▶ [Working data]
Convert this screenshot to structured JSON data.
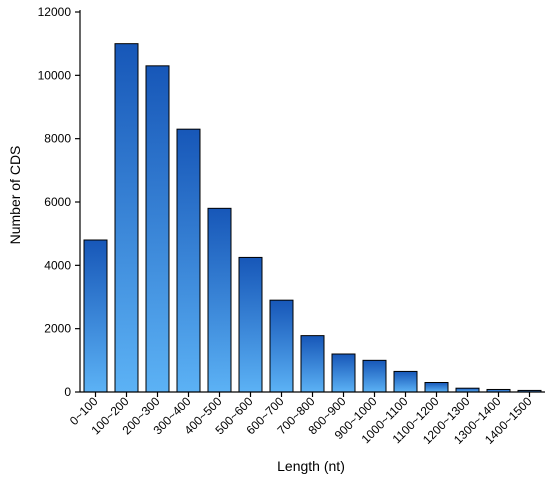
{
  "chart_data": {
    "type": "bar",
    "title": "",
    "xlabel": "Length (nt)",
    "ylabel": "Number of CDS",
    "categories": [
      "0~100",
      "100~200",
      "200~300",
      "300~400",
      "400~500",
      "500~600",
      "600~700",
      "700~800",
      "800~900",
      "900~1000",
      "1000~1100",
      "1100~1200",
      "1200~1300",
      "1300~1400",
      "1400~1500"
    ],
    "values": [
      4800,
      11000,
      10300,
      8300,
      5800,
      4250,
      2900,
      1780,
      1200,
      1000,
      650,
      300,
      120,
      80,
      50
    ],
    "ylim": [
      0,
      12000
    ],
    "yticks": [
      0,
      2000,
      4000,
      6000,
      8000,
      10000,
      12000
    ],
    "grid": false,
    "colors": {
      "bar_top": "#1757b8",
      "bar_bottom": "#5cb2f5",
      "bar_stroke": "#000000",
      "axis": "#000000"
    }
  }
}
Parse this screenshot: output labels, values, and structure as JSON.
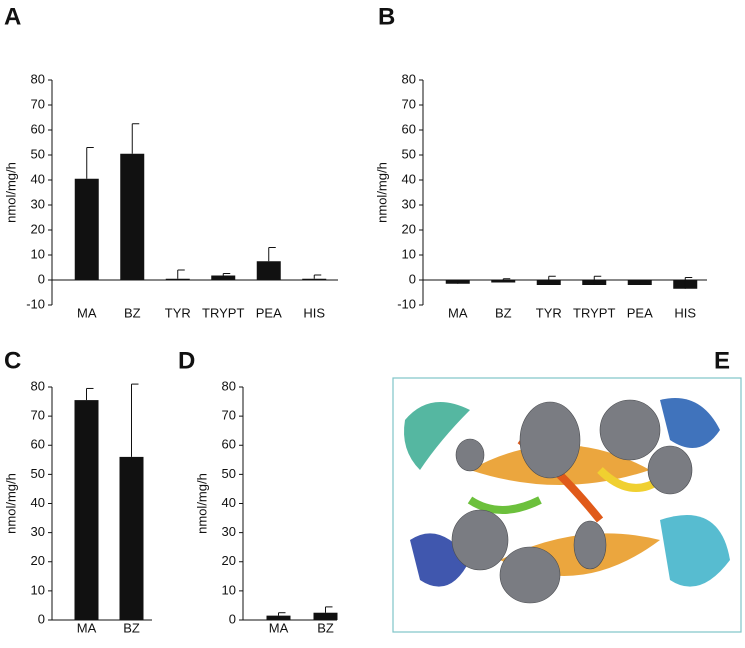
{
  "chart_data": [
    {
      "type": "bar",
      "label": "A",
      "ylabel": "nmol/mg/h",
      "color": "#111111",
      "categories": [
        "MA",
        "BZ",
        "TYR",
        "TRYPT",
        "PEA",
        "HIS"
      ],
      "values": [
        40.5,
        50.5,
        0.5,
        1.8,
        7.5,
        0.5
      ],
      "errors": [
        12.5,
        12,
        3.5,
        0.8,
        5.5,
        1.5
      ],
      "ylim": [
        -10,
        80
      ],
      "yticks": [
        -10,
        0,
        10,
        20,
        30,
        40,
        50,
        60,
        70,
        80
      ]
    },
    {
      "type": "bar",
      "label": "B",
      "ylabel": "nmol/mg/h",
      "color": "#111111",
      "categories": [
        "MA",
        "BZ",
        "TYR",
        "TRYPT",
        "PEA",
        "HIS"
      ],
      "values": [
        -1.5,
        -1,
        -2,
        -2,
        -2,
        -3.5
      ],
      "errors": [
        1.5,
        1.5,
        3.5,
        3.5,
        1.5,
        4.5
      ],
      "ylim": [
        -10,
        80
      ],
      "yticks": [
        -10,
        0,
        10,
        20,
        30,
        40,
        50,
        60,
        70,
        80
      ]
    },
    {
      "type": "bar",
      "label": "C",
      "ylabel": "nmol/mg/h",
      "color": "#111111",
      "categories": [
        "MA",
        "BZ"
      ],
      "values": [
        75.5,
        56
      ],
      "errors": [
        4,
        25
      ],
      "ylim": [
        0,
        80
      ],
      "yticks": [
        0,
        10,
        20,
        30,
        40,
        50,
        60,
        70,
        80
      ]
    },
    {
      "type": "bar",
      "label": "D",
      "ylabel": "nmol/mg/h",
      "color": "#111111",
      "categories": [
        "MA",
        "BZ"
      ],
      "values": [
        1.5,
        2.5
      ],
      "errors": [
        1,
        2
      ],
      "ylim": [
        0,
        80
      ],
      "yticks": [
        0,
        10,
        20,
        30,
        40,
        50,
        60,
        70,
        80
      ]
    }
  ],
  "structure_panel": {
    "label": "E"
  }
}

▶ [Direction] Omit the images and transcribe all of the records above word for word.

▶ [Exercise answer]
Convert this screenshot to structured JSON data.
{
  "chart_data": {
    "type": "bar",
    "title": "",
    "xlabel": "Length (nt)",
    "ylabel": "Number of CDS",
    "categories": [
      "0~100",
      "100~200",
      "200~300",
      "300~400",
      "400~500",
      "500~600",
      "600~700",
      "700~800",
      "800~900",
      "900~1000",
      "1000~1100",
      "1100~1200",
      "1200~1300",
      "1300~1400",
      "1400~1500"
    ],
    "values": [
      4800,
      11000,
      10300,
      8300,
      5800,
      4250,
      2900,
      1780,
      1200,
      1000,
      650,
      300,
      120,
      80,
      50
    ],
    "ylim": [
      0,
      12000
    ],
    "yticks": [
      0,
      2000,
      4000,
      6000,
      8000,
      10000,
      12000
    ],
    "grid": false,
    "colors": {
      "bar_top": "#1757b8",
      "bar_bottom": "#5cb2f5",
      "bar_stroke": "#000000",
      "axis": "#000000"
    }
  }
}
Parse this screenshot: output labels, values, and structure as JSON.
{
  "chart_data": [
    {
      "type": "bar",
      "label": "A",
      "ylabel": "nmol/mg/h",
      "color": "#111111",
      "categories": [
        "MA",
        "BZ",
        "TYR",
        "TRYPT",
        "PEA",
        "HIS"
      ],
      "values": [
        40.5,
        50.5,
        0.5,
        1.8,
        7.5,
        0.5
      ],
      "errors": [
        12.5,
        12,
        3.5,
        0.8,
        5.5,
        1.5
      ],
      "ylim": [
        -10,
        80
      ],
      "yticks": [
        -10,
        0,
        10,
        20,
        30,
        40,
        50,
        60,
        70,
        80
      ]
    },
    {
      "type": "bar",
      "label": "B",
      "ylabel": "nmol/mg/h",
      "color": "#111111",
      "categories": [
        "MA",
        "BZ",
        "TYR",
        "TRYPT",
        "PEA",
        "HIS"
      ],
      "values": [
        -1.5,
        -1,
        -2,
        -2,
        -2,
        -3.5
      ],
      "errors": [
        1.5,
        1.5,
        3.5,
        3.5,
        1.5,
        4.5
      ],
      "ylim": [
        -10,
        80
      ],
      "yticks": [
        -10,
        0,
        10,
        20,
        30,
        40,
        50,
        60,
        70,
        80
      ]
    },
    {
      "type": "bar",
      "label": "C",
      "ylabel": "nmol/mg/h",
      "color": "#111111",
      "categories": [
        "MA",
        "BZ"
      ],
      "values": [
        75.5,
        56
      ],
      "errors": [
        4,
        25
      ],
      "ylim": [
        0,
        80
      ],
      "yticks": [
        0,
        10,
        20,
        30,
        40,
        50,
        60,
        70,
        80
      ]
    },
    {
      "type": "bar",
      "label": "D",
      "ylabel": "nmol/mg/h",
      "color": "#111111",
      "categories": [
        "MA",
        "BZ"
      ],
      "values": [
        1.5,
        2.5
      ],
      "errors": [
        1,
        2
      ],
      "ylim": [
        0,
        80
      ],
      "yticks": [
        0,
        10,
        20,
        30,
        40,
        50,
        60,
        70,
        80
      ]
    }
  ],
  "structure_panel": {
    "label": "E"
  }
}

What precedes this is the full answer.